◆ TASK INSTRUCTIONS:
Spot each line in the records below where the word "INDEX" occurs, then copy it.

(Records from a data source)
______

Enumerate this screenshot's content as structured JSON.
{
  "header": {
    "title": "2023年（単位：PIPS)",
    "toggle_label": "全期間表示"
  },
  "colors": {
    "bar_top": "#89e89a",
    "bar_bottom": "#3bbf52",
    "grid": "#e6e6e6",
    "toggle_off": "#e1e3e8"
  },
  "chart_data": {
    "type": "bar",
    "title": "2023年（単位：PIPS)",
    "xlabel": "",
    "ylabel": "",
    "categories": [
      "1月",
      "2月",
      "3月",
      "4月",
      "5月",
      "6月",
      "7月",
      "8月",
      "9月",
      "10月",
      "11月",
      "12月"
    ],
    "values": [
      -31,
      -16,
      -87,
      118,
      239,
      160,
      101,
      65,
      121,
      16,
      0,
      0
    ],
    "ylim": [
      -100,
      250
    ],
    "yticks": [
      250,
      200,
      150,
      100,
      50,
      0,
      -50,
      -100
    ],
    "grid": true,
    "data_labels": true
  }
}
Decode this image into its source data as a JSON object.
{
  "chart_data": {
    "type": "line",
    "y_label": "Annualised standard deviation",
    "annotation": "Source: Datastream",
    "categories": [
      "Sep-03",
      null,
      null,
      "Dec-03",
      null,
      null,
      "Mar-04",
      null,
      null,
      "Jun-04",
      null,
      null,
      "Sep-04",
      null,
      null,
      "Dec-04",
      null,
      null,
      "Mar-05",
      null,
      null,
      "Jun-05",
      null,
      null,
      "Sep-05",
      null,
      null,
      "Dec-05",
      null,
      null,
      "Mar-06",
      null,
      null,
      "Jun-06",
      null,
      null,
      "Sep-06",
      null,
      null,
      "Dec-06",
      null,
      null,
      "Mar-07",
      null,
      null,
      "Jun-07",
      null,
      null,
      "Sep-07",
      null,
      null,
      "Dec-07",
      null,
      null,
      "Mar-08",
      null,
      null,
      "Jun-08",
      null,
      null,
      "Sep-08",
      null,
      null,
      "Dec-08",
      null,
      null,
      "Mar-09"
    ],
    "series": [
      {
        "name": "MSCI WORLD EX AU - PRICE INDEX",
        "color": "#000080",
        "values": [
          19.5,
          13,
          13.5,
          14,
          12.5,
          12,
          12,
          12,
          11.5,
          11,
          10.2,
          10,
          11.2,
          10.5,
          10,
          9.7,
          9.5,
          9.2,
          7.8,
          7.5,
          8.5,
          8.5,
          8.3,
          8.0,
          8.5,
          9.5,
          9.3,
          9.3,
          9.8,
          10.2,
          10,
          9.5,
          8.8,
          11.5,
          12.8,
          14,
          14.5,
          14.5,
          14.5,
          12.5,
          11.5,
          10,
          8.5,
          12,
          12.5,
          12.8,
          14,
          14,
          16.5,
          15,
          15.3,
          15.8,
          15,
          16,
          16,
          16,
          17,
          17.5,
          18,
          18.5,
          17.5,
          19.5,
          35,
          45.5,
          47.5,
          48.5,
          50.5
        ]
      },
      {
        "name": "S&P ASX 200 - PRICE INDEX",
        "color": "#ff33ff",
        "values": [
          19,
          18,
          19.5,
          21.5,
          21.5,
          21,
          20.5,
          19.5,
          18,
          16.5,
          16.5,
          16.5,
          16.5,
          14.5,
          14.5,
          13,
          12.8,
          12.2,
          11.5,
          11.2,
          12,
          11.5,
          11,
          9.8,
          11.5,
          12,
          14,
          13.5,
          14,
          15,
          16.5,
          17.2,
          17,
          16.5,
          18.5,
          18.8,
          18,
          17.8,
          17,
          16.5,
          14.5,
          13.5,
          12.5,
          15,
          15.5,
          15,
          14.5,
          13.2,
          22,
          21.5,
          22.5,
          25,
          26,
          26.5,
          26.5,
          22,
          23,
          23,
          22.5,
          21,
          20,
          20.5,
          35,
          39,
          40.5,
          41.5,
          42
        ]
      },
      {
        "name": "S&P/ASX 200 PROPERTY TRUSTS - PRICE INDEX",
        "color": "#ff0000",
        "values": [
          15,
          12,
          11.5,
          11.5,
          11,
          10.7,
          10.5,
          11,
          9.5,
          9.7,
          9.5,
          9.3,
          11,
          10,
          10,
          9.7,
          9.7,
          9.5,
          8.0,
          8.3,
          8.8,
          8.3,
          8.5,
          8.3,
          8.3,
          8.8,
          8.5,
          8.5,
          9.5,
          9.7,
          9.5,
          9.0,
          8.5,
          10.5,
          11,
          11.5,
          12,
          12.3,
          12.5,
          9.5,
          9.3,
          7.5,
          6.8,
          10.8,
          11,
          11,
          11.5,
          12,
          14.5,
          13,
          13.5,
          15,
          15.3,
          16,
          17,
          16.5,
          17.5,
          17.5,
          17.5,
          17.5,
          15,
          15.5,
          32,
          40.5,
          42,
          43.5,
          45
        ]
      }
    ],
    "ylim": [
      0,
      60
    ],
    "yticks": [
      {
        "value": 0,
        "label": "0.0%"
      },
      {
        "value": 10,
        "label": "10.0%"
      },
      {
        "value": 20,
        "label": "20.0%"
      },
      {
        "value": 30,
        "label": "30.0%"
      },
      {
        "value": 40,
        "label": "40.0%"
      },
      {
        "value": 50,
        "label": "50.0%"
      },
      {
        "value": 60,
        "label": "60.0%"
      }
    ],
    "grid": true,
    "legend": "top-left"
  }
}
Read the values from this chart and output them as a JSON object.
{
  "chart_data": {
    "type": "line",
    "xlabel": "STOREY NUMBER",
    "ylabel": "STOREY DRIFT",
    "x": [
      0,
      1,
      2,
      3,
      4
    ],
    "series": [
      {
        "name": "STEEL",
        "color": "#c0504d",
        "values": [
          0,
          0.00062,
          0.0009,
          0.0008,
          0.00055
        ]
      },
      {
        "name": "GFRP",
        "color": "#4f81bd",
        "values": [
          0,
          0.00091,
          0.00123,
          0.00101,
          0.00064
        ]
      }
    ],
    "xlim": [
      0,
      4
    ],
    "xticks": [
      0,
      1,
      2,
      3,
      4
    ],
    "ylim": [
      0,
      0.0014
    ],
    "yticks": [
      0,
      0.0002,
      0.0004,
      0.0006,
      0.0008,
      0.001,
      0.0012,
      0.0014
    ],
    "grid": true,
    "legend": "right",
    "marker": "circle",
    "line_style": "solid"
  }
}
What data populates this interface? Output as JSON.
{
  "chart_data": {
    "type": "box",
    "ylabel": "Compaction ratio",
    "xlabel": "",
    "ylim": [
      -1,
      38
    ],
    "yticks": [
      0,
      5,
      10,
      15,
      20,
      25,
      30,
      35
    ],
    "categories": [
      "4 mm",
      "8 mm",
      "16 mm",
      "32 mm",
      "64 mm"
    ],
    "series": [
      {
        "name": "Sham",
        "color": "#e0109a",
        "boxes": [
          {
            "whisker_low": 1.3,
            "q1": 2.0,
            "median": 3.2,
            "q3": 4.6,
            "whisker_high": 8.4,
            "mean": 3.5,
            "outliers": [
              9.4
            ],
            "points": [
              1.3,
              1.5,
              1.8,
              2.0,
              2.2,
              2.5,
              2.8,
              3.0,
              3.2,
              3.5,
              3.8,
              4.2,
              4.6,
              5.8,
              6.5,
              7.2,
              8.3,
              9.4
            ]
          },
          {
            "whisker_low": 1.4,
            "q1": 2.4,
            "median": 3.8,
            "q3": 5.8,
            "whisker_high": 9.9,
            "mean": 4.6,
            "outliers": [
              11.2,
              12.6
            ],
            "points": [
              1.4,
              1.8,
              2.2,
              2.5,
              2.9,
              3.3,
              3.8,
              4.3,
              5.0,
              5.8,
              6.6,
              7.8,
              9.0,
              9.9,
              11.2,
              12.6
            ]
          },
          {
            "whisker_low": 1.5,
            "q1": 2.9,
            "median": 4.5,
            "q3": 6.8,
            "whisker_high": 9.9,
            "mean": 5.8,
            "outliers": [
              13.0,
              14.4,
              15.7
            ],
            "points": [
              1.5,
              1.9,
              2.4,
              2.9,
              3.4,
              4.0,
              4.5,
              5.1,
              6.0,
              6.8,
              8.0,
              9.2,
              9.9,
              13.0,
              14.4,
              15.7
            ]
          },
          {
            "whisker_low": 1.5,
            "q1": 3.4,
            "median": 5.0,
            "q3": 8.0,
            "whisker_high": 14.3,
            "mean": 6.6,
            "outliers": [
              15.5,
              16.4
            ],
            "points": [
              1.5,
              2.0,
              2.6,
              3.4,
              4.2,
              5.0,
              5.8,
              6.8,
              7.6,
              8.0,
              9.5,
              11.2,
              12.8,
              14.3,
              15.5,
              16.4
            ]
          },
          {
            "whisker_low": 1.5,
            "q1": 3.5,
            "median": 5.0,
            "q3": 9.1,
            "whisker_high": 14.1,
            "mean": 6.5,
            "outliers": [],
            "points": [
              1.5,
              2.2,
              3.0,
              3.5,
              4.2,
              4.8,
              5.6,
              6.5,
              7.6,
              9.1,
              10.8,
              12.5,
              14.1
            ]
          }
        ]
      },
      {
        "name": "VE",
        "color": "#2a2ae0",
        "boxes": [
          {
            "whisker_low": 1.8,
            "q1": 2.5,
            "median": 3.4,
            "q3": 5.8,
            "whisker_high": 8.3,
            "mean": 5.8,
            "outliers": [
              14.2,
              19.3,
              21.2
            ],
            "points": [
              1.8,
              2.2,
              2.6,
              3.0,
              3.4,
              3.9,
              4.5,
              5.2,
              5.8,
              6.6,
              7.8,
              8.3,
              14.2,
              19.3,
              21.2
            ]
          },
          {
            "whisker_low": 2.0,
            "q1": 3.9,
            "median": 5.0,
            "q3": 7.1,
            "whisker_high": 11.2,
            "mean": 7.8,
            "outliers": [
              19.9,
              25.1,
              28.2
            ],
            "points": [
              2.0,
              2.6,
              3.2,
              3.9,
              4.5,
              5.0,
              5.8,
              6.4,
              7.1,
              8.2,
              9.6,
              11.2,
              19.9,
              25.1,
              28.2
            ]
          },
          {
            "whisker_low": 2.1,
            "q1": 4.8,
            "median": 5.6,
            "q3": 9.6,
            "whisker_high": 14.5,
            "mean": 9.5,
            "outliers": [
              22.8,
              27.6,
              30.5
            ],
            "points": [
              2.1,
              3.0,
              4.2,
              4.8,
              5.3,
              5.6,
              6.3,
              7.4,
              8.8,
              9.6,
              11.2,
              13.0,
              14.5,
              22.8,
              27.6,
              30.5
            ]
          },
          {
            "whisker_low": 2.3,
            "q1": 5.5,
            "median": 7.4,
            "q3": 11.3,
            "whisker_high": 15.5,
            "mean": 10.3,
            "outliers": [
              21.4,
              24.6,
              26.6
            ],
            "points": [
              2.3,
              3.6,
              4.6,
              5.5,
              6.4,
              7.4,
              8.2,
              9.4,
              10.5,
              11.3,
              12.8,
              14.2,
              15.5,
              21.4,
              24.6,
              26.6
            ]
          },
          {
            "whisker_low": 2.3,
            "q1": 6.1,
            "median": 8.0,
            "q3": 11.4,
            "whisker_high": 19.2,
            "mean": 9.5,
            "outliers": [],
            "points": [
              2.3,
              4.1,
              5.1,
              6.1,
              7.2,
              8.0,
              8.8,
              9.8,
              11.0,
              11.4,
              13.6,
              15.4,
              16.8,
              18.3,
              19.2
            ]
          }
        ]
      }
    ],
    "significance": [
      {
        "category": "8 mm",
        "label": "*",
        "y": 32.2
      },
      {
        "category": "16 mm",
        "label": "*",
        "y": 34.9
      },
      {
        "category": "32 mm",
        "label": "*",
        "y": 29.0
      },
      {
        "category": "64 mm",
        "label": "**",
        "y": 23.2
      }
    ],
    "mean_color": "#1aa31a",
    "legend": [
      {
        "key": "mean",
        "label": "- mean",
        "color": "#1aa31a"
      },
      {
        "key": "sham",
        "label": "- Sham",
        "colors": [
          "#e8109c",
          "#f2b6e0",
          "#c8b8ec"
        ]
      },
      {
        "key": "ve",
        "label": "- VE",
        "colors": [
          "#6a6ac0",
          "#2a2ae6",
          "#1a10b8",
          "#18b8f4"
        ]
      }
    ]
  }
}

______

◆ WRITTEN RESPONSE:
        "name": "MSCI WORLD EX AU - PRICE INDEX",
        "name": "S&P ASX 200 - PRICE INDEX",
        "name": "S&P/ASX 200 PROPERTY TRUSTS - PRICE INDEX",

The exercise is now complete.